▸ TASK TO COMPLETE: Gather up all lines that carry the word "name".

▸ RECORDS SHOWN:
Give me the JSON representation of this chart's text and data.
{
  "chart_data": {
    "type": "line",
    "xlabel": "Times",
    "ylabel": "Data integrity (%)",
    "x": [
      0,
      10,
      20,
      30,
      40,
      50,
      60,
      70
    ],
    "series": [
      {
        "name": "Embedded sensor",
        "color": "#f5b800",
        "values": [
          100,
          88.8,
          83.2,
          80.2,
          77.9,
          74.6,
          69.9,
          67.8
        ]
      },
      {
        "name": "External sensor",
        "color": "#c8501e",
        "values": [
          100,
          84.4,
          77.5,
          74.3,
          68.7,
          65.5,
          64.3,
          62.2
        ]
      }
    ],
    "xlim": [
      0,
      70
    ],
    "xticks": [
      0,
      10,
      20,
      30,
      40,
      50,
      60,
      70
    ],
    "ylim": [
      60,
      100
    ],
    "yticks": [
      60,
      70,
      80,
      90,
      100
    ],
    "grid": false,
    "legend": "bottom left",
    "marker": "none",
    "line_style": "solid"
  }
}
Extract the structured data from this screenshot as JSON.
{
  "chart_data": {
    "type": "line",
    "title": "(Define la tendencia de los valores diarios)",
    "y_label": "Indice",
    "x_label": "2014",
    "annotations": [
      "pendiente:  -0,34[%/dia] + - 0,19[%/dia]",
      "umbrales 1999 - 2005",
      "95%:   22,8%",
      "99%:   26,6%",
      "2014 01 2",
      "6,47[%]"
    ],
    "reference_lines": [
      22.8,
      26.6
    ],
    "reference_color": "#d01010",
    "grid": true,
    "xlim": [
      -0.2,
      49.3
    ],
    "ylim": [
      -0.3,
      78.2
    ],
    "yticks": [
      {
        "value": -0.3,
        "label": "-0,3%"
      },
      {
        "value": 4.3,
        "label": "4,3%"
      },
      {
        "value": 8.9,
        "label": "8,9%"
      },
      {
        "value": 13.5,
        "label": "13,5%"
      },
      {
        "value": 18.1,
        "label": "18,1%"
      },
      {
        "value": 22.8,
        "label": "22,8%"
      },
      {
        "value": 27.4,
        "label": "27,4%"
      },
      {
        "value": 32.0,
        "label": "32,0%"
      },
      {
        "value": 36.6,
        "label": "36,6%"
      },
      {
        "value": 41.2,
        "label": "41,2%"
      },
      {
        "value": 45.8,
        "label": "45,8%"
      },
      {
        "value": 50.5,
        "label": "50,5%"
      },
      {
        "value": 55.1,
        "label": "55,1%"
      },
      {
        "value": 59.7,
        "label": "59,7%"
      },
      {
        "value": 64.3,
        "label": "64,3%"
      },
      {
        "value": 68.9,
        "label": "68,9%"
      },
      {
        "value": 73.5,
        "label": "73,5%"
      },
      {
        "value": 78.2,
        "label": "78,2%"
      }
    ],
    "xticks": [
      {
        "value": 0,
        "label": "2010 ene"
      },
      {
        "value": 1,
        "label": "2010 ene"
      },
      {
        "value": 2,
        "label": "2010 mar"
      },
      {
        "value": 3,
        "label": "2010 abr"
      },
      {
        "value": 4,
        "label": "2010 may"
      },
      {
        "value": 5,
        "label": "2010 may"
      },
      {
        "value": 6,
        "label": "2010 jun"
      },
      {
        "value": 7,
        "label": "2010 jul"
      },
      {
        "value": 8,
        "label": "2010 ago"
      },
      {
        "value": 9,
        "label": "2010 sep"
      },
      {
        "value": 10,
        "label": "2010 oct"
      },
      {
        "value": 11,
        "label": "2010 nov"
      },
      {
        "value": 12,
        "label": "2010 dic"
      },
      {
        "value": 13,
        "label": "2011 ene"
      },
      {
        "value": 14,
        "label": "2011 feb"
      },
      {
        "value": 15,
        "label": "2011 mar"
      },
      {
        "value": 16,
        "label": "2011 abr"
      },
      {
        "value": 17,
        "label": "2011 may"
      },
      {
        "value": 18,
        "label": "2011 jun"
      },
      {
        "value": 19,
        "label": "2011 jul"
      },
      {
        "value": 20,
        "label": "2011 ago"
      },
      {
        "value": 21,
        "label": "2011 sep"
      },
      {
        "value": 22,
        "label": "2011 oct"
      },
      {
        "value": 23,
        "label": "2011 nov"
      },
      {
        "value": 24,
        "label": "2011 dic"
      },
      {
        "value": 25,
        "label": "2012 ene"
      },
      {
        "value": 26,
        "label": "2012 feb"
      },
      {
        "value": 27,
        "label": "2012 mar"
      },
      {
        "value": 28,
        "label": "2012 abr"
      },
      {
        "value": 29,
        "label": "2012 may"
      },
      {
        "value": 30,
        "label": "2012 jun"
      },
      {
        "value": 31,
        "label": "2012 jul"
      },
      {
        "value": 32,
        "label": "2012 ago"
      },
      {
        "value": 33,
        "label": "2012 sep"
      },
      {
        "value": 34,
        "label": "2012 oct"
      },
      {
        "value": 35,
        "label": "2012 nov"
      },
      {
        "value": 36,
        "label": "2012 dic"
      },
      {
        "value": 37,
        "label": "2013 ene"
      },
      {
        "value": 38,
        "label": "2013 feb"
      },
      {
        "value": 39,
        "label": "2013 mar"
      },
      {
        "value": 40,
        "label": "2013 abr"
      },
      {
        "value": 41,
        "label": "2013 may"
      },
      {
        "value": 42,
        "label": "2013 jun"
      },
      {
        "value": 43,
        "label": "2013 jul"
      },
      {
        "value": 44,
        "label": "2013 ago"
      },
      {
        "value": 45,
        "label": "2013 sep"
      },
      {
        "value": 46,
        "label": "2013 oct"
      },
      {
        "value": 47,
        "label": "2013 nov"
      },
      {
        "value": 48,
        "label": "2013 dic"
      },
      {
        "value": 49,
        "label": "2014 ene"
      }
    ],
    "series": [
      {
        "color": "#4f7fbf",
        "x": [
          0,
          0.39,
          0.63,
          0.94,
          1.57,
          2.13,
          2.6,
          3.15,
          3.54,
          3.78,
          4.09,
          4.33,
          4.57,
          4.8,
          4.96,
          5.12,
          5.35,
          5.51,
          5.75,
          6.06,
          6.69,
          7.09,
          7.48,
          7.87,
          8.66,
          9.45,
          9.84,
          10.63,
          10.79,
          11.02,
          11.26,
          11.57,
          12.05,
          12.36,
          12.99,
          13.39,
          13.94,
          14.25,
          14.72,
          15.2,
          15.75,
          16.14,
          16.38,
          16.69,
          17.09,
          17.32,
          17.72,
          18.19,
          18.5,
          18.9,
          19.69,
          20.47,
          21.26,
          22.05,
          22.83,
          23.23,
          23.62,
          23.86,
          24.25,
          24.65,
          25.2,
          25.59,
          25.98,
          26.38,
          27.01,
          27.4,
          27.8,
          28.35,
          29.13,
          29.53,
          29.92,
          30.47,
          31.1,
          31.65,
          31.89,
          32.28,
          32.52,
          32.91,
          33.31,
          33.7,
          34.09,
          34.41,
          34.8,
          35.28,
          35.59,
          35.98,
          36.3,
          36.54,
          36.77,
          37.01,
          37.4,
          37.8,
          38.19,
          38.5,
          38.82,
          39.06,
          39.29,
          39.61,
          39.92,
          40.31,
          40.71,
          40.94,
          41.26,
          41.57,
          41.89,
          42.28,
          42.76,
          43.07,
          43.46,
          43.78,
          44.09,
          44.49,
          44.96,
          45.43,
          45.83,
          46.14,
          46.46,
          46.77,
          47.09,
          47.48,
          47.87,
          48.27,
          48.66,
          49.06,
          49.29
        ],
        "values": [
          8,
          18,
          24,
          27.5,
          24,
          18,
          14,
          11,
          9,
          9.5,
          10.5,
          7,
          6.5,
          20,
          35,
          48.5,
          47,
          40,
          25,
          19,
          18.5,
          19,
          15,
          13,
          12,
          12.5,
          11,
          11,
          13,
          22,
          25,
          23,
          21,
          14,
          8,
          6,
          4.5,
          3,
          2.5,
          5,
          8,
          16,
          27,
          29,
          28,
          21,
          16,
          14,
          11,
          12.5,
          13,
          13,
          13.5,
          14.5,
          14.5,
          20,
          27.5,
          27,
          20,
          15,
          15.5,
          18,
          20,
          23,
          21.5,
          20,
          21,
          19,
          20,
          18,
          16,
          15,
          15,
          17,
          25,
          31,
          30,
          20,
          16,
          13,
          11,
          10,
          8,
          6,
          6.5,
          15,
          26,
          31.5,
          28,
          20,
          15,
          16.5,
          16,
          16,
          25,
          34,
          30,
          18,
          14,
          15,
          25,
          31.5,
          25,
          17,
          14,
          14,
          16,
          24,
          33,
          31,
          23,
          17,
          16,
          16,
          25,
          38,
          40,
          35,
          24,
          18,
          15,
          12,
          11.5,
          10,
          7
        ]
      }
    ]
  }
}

▸ ANSWER BELOW:
        "name": "Embedded sensor",
        "name": "External sensor",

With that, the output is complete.